ENTRIES:
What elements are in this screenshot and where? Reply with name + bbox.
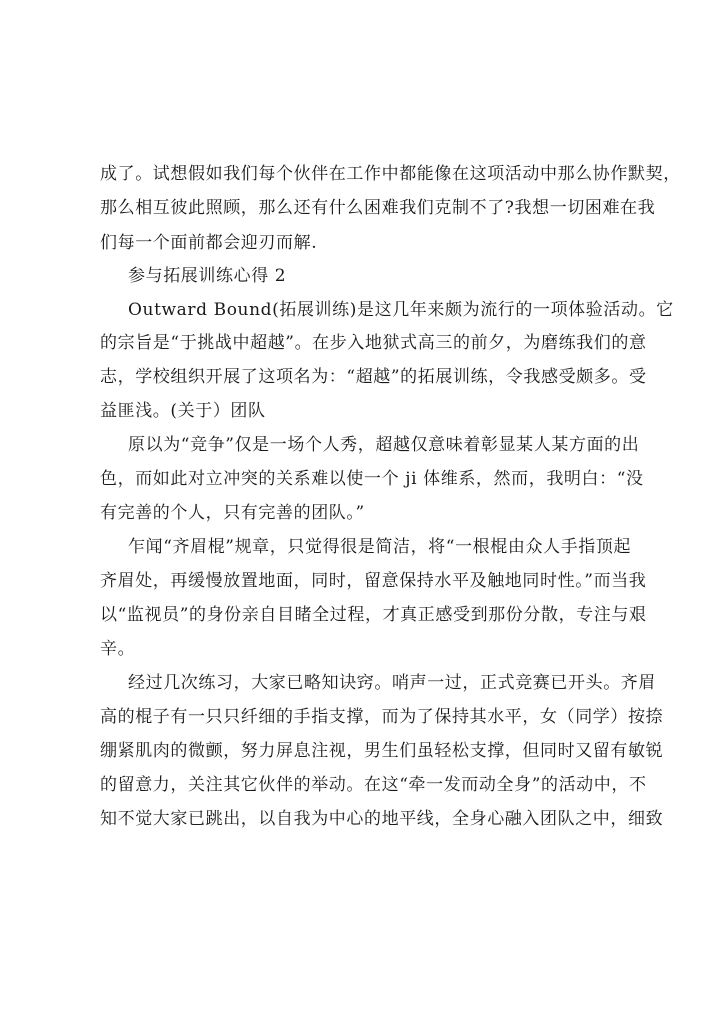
text-line: 乍闻“齐眉棍”规章，只觉得很是简洁，将“一根棍由众人手指顶起 — [128, 537, 632, 557]
text-line: 原以为“竞争”仅是一场个人秀，超越仅意味着彰显某人某方面的出 — [128, 435, 640, 455]
text-line: 志，学校组织开展了这项名为：“超越”的拓展训练，令我感受颇多。受 — [100, 367, 647, 387]
text-line: 益匪浅。(关于）团队 — [100, 401, 266, 421]
text-line: 辛。 — [100, 639, 136, 659]
text-line: 色，而如此对立冲突的关系难以使一个 ji 体维系，然而，我明白：“没 — [100, 469, 644, 489]
section-heading: 参与拓展训练心得 2 — [128, 266, 287, 286]
text-line: 高的棍子有一只只纤细的手指支撑，而为了保持其水平，女（同学）按捺 — [100, 707, 664, 727]
text-line: 的宗旨是“于挑战中超越”。在步入地狱式高三的前夕，为磨练我们的意 — [100, 333, 647, 353]
text-line: 以“监视员”的身份亲自目睹全过程，才真正感受到那份分散，专注与艰 — [100, 605, 647, 625]
text-line: 那么相互彼此照顾，那么还有什么困难我们克制不了?我想一切困难在我 — [100, 198, 656, 218]
text-line: 绷紧肌肉的微颤，努力屏息注视，男生们虽轻松支撑，但同时又留有敏锐 — [100, 741, 664, 761]
text-line: 经过几次练习，大家已略知诀窍。哨声一过，正式竞赛已开头。齐眉 — [128, 673, 656, 693]
text-line: 们每一个面前都会迎刃而解. — [100, 233, 318, 253]
text-line: 齐眉处，再缓慢放置地面，同时，留意保持水平及触地同时性。”而当我 — [100, 571, 647, 591]
text-line: 知不觉大家已跳出，以自我为中心的地平线，全身心融入团队之中，细致 — [100, 809, 664, 829]
text-line: 成了。试想假如我们每个伙伴在工作中都能像在这项活动中那么协作默契， — [100, 164, 681, 184]
text-line: 的留意力，关注其它伙伴的举动。在这“牵一发而动全身”的活动中，不 — [100, 775, 647, 795]
text-line: 有完善的个人，只有完善的团队。” — [100, 503, 365, 523]
text-line: Outward Bound(拓展训练)是这几年来颇为流行的一项体验活动。它 — [128, 300, 674, 320]
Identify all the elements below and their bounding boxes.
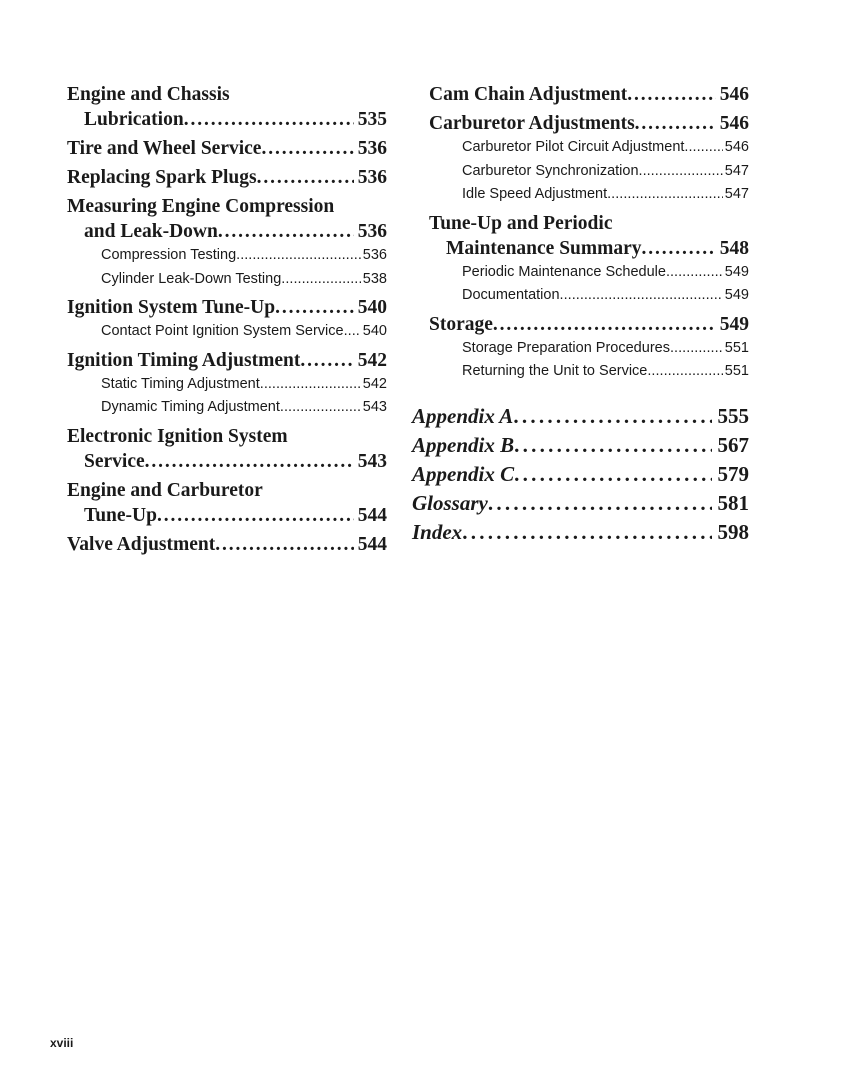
toc-entry-title-line1: Electronic Ignition System	[67, 425, 288, 447]
page-number: 536	[357, 221, 387, 242]
page-number: 546	[719, 84, 749, 105]
toc-subentry-cylinder-leak-down[interactable]	[67, 268, 387, 292]
toc-entry-ignition-tune-up[interactable]	[67, 295, 387, 320]
page-number: 549	[724, 263, 749, 280]
toc-entry-title: Storage	[429, 313, 493, 335]
toc-subentry-title: Carburetor Pilot Circuit Adjustment	[462, 139, 685, 155]
page-number: 579	[717, 461, 749, 486]
section-spacer	[412, 384, 749, 402]
toc-entry-title: Valve Adjustment	[67, 533, 216, 555]
toc-subentry-idle-speed[interactable]	[412, 183, 749, 207]
toc-entry-title: Ignition Timing Adjustment	[67, 349, 301, 371]
toc-subentry-title: Documentation	[462, 287, 560, 303]
page-number: 542	[362, 375, 387, 392]
dot-leader	[514, 460, 711, 489]
toc-subentry-title: Contact Point Ignition System Service	[101, 323, 344, 339]
toc-entry-engine-carburetor-tune-up[interactable]	[67, 478, 387, 528]
toc-entry-electronic-ignition[interactable]	[67, 424, 387, 474]
toc-subentry-title: Dynamic Timing Adjustment	[101, 399, 280, 415]
toc-entry-title: Glossary	[412, 490, 488, 515]
toc-entry-title-line1: Engine and Chassis	[67, 84, 230, 105]
dot-leader	[462, 518, 711, 547]
toc-entry-measuring-compression[interactable]	[67, 194, 387, 244]
toc-entry-title: Carburetor Adjustments	[429, 113, 635, 134]
dot-leader	[236, 244, 361, 268]
dot-leader	[513, 402, 711, 431]
dot-leader	[607, 183, 723, 207]
toc-subentry-carb-synchronization[interactable]	[412, 160, 749, 184]
toc-entry-tune-up-summary[interactable]	[412, 211, 749, 261]
toc-subentry-dynamic-timing[interactable]	[67, 396, 387, 420]
page-number: 555	[717, 403, 749, 428]
dot-leader	[281, 268, 361, 292]
toc-subentry-maintenance-schedule[interactable]	[412, 261, 749, 285]
toc-subentry-title: Compression Testing	[101, 247, 237, 263]
dot-leader	[488, 489, 712, 518]
toc-subentry-compression-testing[interactable]	[67, 244, 387, 268]
toc-entry-valve-adjustment[interactable]	[67, 532, 387, 557]
page-number: 551	[724, 339, 749, 356]
dot-leader	[666, 261, 723, 285]
toc-entry-title-line1: Tune-Up and Periodic	[429, 212, 613, 234]
toc-subentry-static-timing[interactable]	[67, 373, 387, 397]
toc-entry-title: Lubrication	[84, 109, 184, 130]
page-number: 567	[717, 432, 749, 457]
page-number: 536	[357, 138, 387, 159]
dot-leader	[514, 431, 711, 460]
toc-subentry-contact-point-service[interactable]	[67, 320, 387, 344]
dot-leader	[670, 337, 723, 361]
toc-subentry-documentation[interactable]	[412, 284, 749, 308]
page-number: 546	[724, 139, 749, 155]
toc-entry-title: Maintenance Summary	[446, 237, 642, 259]
dot-leader	[647, 360, 722, 384]
dot-leader	[635, 111, 716, 136]
dot-leader	[218, 219, 354, 244]
toc-entry-appendix-c[interactable]	[412, 460, 749, 489]
toc-entry-engine-chassis-lubrication[interactable]	[67, 82, 387, 132]
dot-leader	[493, 312, 716, 337]
dot-leader	[260, 373, 361, 397]
toc-entry-cam-chain[interactable]	[412, 82, 749, 107]
dot-leader	[261, 136, 353, 161]
dot-leader	[275, 295, 354, 320]
toc-entry-title: Appendix B	[412, 432, 515, 457]
toc-subentry-title: Storage Preparation Procedures	[462, 339, 670, 356]
toc-entry-title: Ignition System Tune-Up	[67, 297, 276, 318]
dot-leader	[344, 320, 361, 344]
page-number: 536	[362, 247, 387, 263]
page-number: 540	[362, 323, 387, 339]
toc-entry-appendix-b[interactable]	[412, 431, 749, 460]
toc-entry-carburetor-adjustments[interactable]	[412, 111, 749, 136]
page-number: 540	[357, 297, 387, 318]
toc-entry-title-line1: Engine and Carburetor	[67, 479, 263, 501]
page-number: 544	[357, 533, 387, 555]
dot-leader	[684, 136, 722, 160]
toc-entry-appendix-a[interactable]	[412, 402, 749, 431]
page-number: 549	[724, 287, 749, 303]
page-number: 543	[357, 450, 387, 472]
toc-entry-title: Appendix C	[412, 461, 515, 486]
dot-leader	[257, 165, 354, 190]
page-number: 549	[719, 313, 749, 335]
dot-leader	[300, 348, 353, 373]
dot-leader	[639, 160, 723, 184]
toc-subentry-title: Cylinder Leak-Down Testing	[101, 270, 282, 287]
toc-entry-title: Appendix A	[412, 403, 514, 428]
page-number: 538	[362, 270, 387, 287]
toc-entry-storage[interactable]	[412, 312, 749, 337]
page-number: 544	[357, 504, 387, 526]
page-number: 547	[724, 186, 749, 202]
dot-leader	[215, 532, 354, 557]
toc-entry-tire-wheel-service[interactable]	[67, 136, 387, 161]
toc-entry-title: and Leak-Down	[84, 221, 218, 242]
toc-entry-title: Index	[412, 519, 463, 544]
page-folio: xviii	[50, 1036, 74, 1050]
toc-right-column	[412, 78, 749, 547]
toc-entry-title: Tire and Wheel Service	[67, 138, 262, 159]
dot-leader	[627, 82, 715, 107]
dot-leader	[642, 236, 716, 261]
toc-left-column	[67, 78, 387, 557]
toc-entry-title: Service	[84, 450, 145, 472]
toc-entry-title: Replacing Spark Plugs	[67, 167, 257, 188]
toc-entry-index[interactable]	[412, 518, 749, 547]
page-number: 535	[357, 109, 387, 130]
dot-leader	[560, 284, 723, 308]
toc-entry-title: Cam Chain Adjustment	[429, 84, 628, 105]
toc-entry-ignition-timing[interactable]	[67, 348, 387, 373]
toc-entry-title: Tune-Up	[84, 504, 157, 526]
toc-subentry-title: Returning the Unit to Service	[462, 363, 648, 379]
toc-subentry-title: Idle Speed Adjustment	[462, 186, 608, 202]
page-number: 548	[719, 237, 749, 259]
page-number: 536	[357, 167, 387, 188]
toc-subentry-title: Periodic Maintenance Schedule	[462, 263, 666, 280]
page-number: 542	[357, 349, 387, 371]
dot-leader	[280, 396, 361, 420]
page-number: 543	[362, 399, 387, 415]
dot-leader	[145, 449, 354, 474]
dot-leader	[157, 503, 354, 528]
page-number: 547	[724, 162, 749, 179]
toc-subentry-returning-to-service[interactable]	[412, 360, 749, 384]
toc-subentry-storage-preparation[interactable]	[412, 337, 749, 361]
page-number: 546	[719, 113, 749, 134]
dot-leader	[184, 107, 354, 132]
page-number: 551	[724, 363, 749, 379]
toc-subentry-title: Carburetor Synchronization	[462, 162, 639, 179]
page-number: 598	[717, 519, 749, 544]
toc-entry-title-line1: Measuring Engine Compression	[67, 196, 335, 217]
page-number: 581	[717, 490, 749, 515]
toc-entry-replacing-spark-plugs[interactable]	[67, 165, 387, 190]
toc-entry-glossary[interactable]	[412, 489, 749, 518]
toc-subentry-pilot-circuit[interactable]	[412, 136, 749, 160]
toc-subentry-title: Static Timing Adjustment	[101, 375, 260, 392]
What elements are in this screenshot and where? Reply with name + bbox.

EXERCISE: Can you rewrite the lines as a JSON list of strings, one string per line with blank lines left out, for the part that opens with the line containing "toc-entry-title-line1: Electronic Ignition" and closes with the line containing "295, 387, 320]", both of those lines included?

ANSWER TO THE TASK:
[
  "toc-entry-title-line1: Electronic Ignition System\t[67, 425, 288, 447]",
  "page-number: 536\t[357, 221, 387, 242]",
  "page-number: 546\t[719, 84, 749, 105]",
  "toc-subentry-cylinder-leak-down[interactable]\t[67, 268, 387, 292]",
  "toc-entry-ignition-tune-up[interactable]\t[67, 295, 387, 320]"
]